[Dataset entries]
— START —
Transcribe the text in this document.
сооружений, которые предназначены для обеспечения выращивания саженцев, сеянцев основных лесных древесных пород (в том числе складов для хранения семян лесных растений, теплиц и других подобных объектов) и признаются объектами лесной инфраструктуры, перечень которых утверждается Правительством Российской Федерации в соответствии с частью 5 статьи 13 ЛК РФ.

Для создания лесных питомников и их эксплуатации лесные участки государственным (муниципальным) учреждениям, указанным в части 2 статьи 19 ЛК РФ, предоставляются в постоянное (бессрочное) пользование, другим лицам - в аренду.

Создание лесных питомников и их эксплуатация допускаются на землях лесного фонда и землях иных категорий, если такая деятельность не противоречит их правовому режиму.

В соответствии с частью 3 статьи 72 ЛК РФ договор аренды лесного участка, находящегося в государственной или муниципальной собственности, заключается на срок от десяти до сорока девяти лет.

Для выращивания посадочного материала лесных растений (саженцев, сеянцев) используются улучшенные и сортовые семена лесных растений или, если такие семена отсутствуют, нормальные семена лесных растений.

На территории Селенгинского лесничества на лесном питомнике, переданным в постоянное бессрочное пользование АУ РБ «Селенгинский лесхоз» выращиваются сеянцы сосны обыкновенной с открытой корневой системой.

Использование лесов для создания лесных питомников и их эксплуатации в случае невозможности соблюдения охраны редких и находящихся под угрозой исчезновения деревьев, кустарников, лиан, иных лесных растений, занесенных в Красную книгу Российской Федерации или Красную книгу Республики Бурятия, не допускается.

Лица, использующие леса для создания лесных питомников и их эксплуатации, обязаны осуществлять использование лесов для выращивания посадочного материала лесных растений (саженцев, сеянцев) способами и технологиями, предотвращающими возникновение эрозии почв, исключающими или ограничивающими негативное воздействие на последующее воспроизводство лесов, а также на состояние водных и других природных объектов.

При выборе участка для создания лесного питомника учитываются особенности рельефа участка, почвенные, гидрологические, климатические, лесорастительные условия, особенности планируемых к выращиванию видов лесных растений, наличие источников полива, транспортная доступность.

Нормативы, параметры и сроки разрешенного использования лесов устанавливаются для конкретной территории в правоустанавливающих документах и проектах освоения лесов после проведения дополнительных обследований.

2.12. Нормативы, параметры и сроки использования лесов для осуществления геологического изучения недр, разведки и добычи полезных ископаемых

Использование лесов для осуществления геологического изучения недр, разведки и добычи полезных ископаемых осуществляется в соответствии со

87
— END —
▶ [Your instructions] Please repeat all the records above exactly as they appear.

▶ [Complete output]
Transcribe the text in this document.
сооружений, которые предназначены для обеспечения выращивания саженцев, сеянцев основных лесных древесных пород (в том числе складов для хранения семян лесных растений, теплиц и других подобных объектов) и признаются объектами лесной инфраструктуры, перечень которых утверждается Правительством Российской Федерации в соответствии с частью 5 статьи 13 ЛК РФ.

Для создания лесных питомников и их эксплуатации лесные участки государственным (муниципальным) учреждениям, указанным в части 2 статьи 19 ЛК РФ, предоставляются в постоянное (бессрочное) пользование, другим лицам - в аренду.

Создание лесных питомников и их эксплуатация допускаются на землях лесного фонда и землях иных категорий, если такая деятельность не противоречит их правовому режиму.

В соответствии с частью 3 статьи 72 ЛК РФ договор аренды лесного участка, находящегося в государственной или муниципальной собственности, заключается на срок от десяти до сорока девяти лет.

Для выращивания посадочного материала лесных растений (саженцев, сеянцев) используются улучшенные и сортовые семена лесных растений или, если такие семена отсутствуют, нормальные семена лесных растений.

На территории Селенгинского лесничества на лесном питомнике, переданным в постоянное бессрочное пользование АУ РБ «Селенгинский лесхоз» выращиваются сеянцы сосны обыкновенной с открытой корневой системой.

Использование лесов для создания лесных питомников и их эксплуатации в случае невозможности соблюдения охраны редких и находящихся под угрозой исчезновения деревьев, кустарников, лиан, иных лесных растений, занесенных в Красную книгу Российской Федерации или Красную книгу Республики Бурятия, не допускается.

Лица, использующие леса для создания лесных питомников и их эксплуатации, обязаны осуществлять использование лесов для выращивания посадочного материала лесных растений (саженцев, сеянцев) способами и технологиями, предотвращающими возникновение эрозии почв, исключающими или ограничивающими негативное воздействие на последующее воспроизводство лесов, а также на состояние водных и других природных объектов.

При выборе участка для создания лесного питомника учитываются особенности рельефа участка, почвенные, гидрологические, климатические, лесорастительные условия, особенности планируемых к выращиванию видов лесных растений, наличие источников полива, транспортная доступность.

Нормативы, параметры и сроки разрешенного использования лесов устанавливаются для конкретной территории в правоустанавливающих документах и проектах освоения лесов после проведения дополнительных обследований.

2.12. Нормативы, параметры и сроки использования лесов для осуществления геологического изучения недр, разведки и добычи полезных ископаемых

Использование лесов для осуществления геологического изучения недр, разведки и добычи полезных ископаемых осуществляется в соответствии со

87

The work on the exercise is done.